What the exercise asks –
The listing below must be repeated word for word, with its images excluded.
───
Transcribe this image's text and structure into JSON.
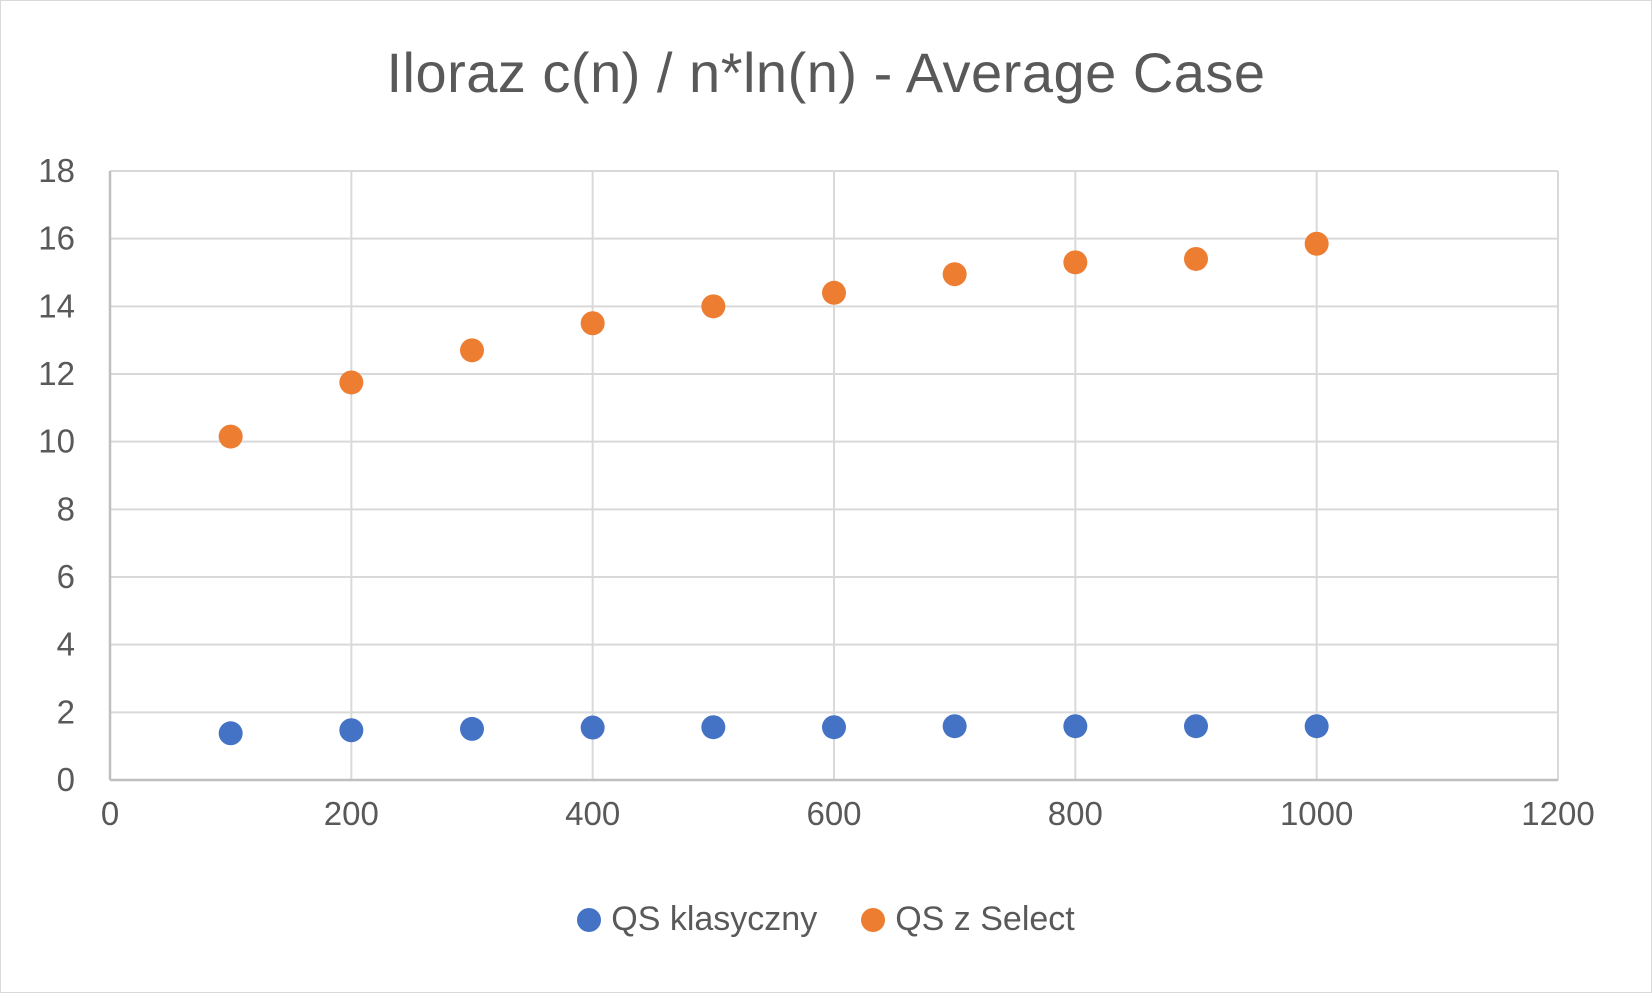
{
  "chart_data": {
    "type": "scatter",
    "title": "Iloraz c(n) / n*ln(n) - Average Case",
    "xlabel": "",
    "ylabel": "",
    "xlim": [
      0,
      1200
    ],
    "ylim": [
      0,
      18
    ],
    "xticks": [
      0,
      200,
      400,
      600,
      800,
      1000,
      1200
    ],
    "yticks": [
      0,
      2,
      4,
      6,
      8,
      10,
      12,
      14,
      16,
      18
    ],
    "grid": true,
    "legend_position": "bottom",
    "series": [
      {
        "name": "QS klasyczny",
        "color": "#4472c4",
        "x": [
          100,
          200,
          300,
          400,
          500,
          600,
          700,
          800,
          900,
          1000
        ],
        "y": [
          1.38,
          1.47,
          1.51,
          1.55,
          1.56,
          1.56,
          1.59,
          1.59,
          1.59,
          1.59
        ]
      },
      {
        "name": "QS z Select",
        "color": "#ed7d31",
        "x": [
          100,
          200,
          300,
          400,
          500,
          600,
          700,
          800,
          900,
          1000
        ],
        "y": [
          10.15,
          11.75,
          12.7,
          13.5,
          14.0,
          14.4,
          14.95,
          15.3,
          15.4,
          15.85
        ]
      }
    ]
  }
}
───
Correct output –
Transcribe this image's text and structure into JSON.
{
  "chart_data": {
    "type": "scatter",
    "title": "Iloraz c(n) / n*ln(n) - Average Case",
    "xlabel": "",
    "ylabel": "",
    "xlim": [
      0,
      1200
    ],
    "ylim": [
      0,
      18
    ],
    "xticks": [
      0,
      200,
      400,
      600,
      800,
      1000,
      1200
    ],
    "yticks": [
      0,
      2,
      4,
      6,
      8,
      10,
      12,
      14,
      16,
      18
    ],
    "grid": true,
    "legend_position": "bottom",
    "series": [
      {
        "name": "QS klasyczny",
        "color": "#4472c4",
        "x": [
          100,
          200,
          300,
          400,
          500,
          600,
          700,
          800,
          900,
          1000
        ],
        "y": [
          1.38,
          1.47,
          1.51,
          1.55,
          1.56,
          1.56,
          1.59,
          1.59,
          1.59,
          1.59
        ]
      },
      {
        "name": "QS z Select",
        "color": "#ed7d31",
        "x": [
          100,
          200,
          300,
          400,
          500,
          600,
          700,
          800,
          900,
          1000
        ],
        "y": [
          10.15,
          11.75,
          12.7,
          13.5,
          14.0,
          14.4,
          14.95,
          15.3,
          15.4,
          15.85
        ]
      }
    ]
  }
}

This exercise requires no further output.